### SHORT EXERCISE:
Send each entry back exactly as given, pictures excluded.

### DATASET RECORDS:

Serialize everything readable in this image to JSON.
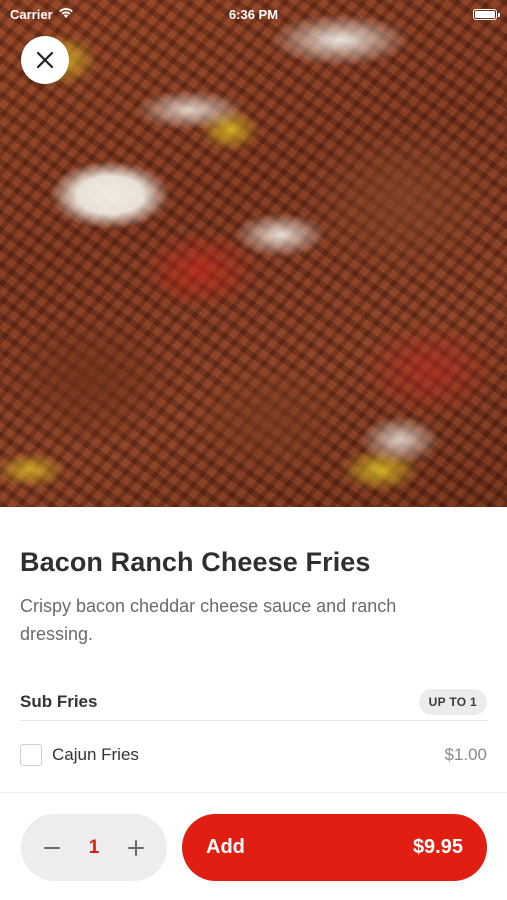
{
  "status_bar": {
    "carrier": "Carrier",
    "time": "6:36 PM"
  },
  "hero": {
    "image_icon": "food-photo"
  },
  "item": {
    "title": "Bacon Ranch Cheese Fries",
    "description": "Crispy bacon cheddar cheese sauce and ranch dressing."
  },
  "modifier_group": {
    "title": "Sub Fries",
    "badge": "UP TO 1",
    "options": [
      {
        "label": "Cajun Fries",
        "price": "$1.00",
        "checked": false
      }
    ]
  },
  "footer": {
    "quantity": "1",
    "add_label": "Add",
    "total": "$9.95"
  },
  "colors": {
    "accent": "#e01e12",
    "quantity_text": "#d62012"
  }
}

### RESULT OF THIS TASK:
Serialize everything readable in this image to JSON.
{
  "status_bar": {
    "carrier": "Carrier",
    "time": "6:36 PM"
  },
  "hero": {
    "image_icon": "food-photo"
  },
  "item": {
    "title": "Bacon Ranch Cheese Fries",
    "description": "Crispy bacon cheddar cheese sauce and ranch dressing."
  },
  "modifier_group": {
    "title": "Sub Fries",
    "badge": "UP TO 1",
    "options": [
      {
        "label": "Cajun Fries",
        "price": "$1.00",
        "checked": false
      }
    ]
  },
  "footer": {
    "quantity": "1",
    "add_label": "Add",
    "total": "$9.95"
  },
  "colors": {
    "accent": "#e01e12",
    "quantity_text": "#d62012"
  }
}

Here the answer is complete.